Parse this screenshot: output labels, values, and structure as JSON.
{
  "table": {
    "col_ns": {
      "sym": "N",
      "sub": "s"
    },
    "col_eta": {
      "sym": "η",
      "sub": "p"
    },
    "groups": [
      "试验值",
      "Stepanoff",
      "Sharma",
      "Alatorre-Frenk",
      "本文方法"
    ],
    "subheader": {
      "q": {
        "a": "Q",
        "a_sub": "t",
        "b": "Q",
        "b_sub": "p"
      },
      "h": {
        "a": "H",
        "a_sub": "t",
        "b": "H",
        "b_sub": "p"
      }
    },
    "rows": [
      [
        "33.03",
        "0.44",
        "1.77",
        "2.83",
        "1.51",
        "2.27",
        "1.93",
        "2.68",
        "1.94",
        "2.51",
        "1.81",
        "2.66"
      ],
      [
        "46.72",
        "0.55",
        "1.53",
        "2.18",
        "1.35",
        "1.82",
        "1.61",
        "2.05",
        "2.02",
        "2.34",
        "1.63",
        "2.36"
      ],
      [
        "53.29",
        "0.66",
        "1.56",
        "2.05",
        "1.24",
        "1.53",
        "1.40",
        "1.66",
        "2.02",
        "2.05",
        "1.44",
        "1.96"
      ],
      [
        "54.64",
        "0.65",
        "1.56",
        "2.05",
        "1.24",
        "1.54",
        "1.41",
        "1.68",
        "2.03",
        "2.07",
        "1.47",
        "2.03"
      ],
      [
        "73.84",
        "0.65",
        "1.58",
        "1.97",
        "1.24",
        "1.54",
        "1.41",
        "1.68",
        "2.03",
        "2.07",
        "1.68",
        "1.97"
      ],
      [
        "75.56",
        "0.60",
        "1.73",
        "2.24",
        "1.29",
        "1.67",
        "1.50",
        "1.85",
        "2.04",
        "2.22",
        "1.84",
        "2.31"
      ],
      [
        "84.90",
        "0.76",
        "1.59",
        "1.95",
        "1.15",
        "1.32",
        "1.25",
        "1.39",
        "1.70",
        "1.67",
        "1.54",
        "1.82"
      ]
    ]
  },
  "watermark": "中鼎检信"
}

+ + + +

§ Given instruction: Copy each entry exactly, with nothing added or dropped.

§ Finished answer:
Parse this screenshot: output labels, values, and structure as JSON.
{
  "table": {
    "col_ns": {
      "sym": "N",
      "sub": "s"
    },
    "col_eta": {
      "sym": "η",
      "sub": "p"
    },
    "groups": [
      "试验值",
      "Stepanoff",
      "Sharma",
      "Alatorre-Frenk",
      "本文方法"
    ],
    "subheader": {
      "q": {
        "a": "Q",
        "a_sub": "t",
        "b": "Q",
        "b_sub": "p"
      },
      "h": {
        "a": "H",
        "a_sub": "t",
        "b": "H",
        "b_sub": "p"
      }
    },
    "rows": [
      [
        "33.03",
        "0.44",
        "1.77",
        "2.83",
        "1.51",
        "2.27",
        "1.93",
        "2.68",
        "1.94",
        "2.51",
        "1.81",
        "2.66"
      ],
      [
        "46.72",
        "0.55",
        "1.53",
        "2.18",
        "1.35",
        "1.82",
        "1.61",
        "2.05",
        "2.02",
        "2.34",
        "1.63",
        "2.36"
      ],
      [
        "53.29",
        "0.66",
        "1.56",
        "2.05",
        "1.24",
        "1.53",
        "1.40",
        "1.66",
        "2.02",
        "2.05",
        "1.44",
        "1.96"
      ],
      [
        "54.64",
        "0.65",
        "1.56",
        "2.05",
        "1.24",
        "1.54",
        "1.41",
        "1.68",
        "2.03",
        "2.07",
        "1.47",
        "2.03"
      ],
      [
        "73.84",
        "0.65",
        "1.58",
        "1.97",
        "1.24",
        "1.54",
        "1.41",
        "1.68",
        "2.03",
        "2.07",
        "1.68",
        "1.97"
      ],
      [
        "75.56",
        "0.60",
        "1.73",
        "2.24",
        "1.29",
        "1.67",
        "1.50",
        "1.85",
        "2.04",
        "2.22",
        "1.84",
        "2.31"
      ],
      [
        "84.90",
        "0.76",
        "1.59",
        "1.95",
        "1.15",
        "1.32",
        "1.25",
        "1.39",
        "1.70",
        "1.67",
        "1.54",
        "1.82"
      ]
    ]
  },
  "watermark": "中鼎检信"
}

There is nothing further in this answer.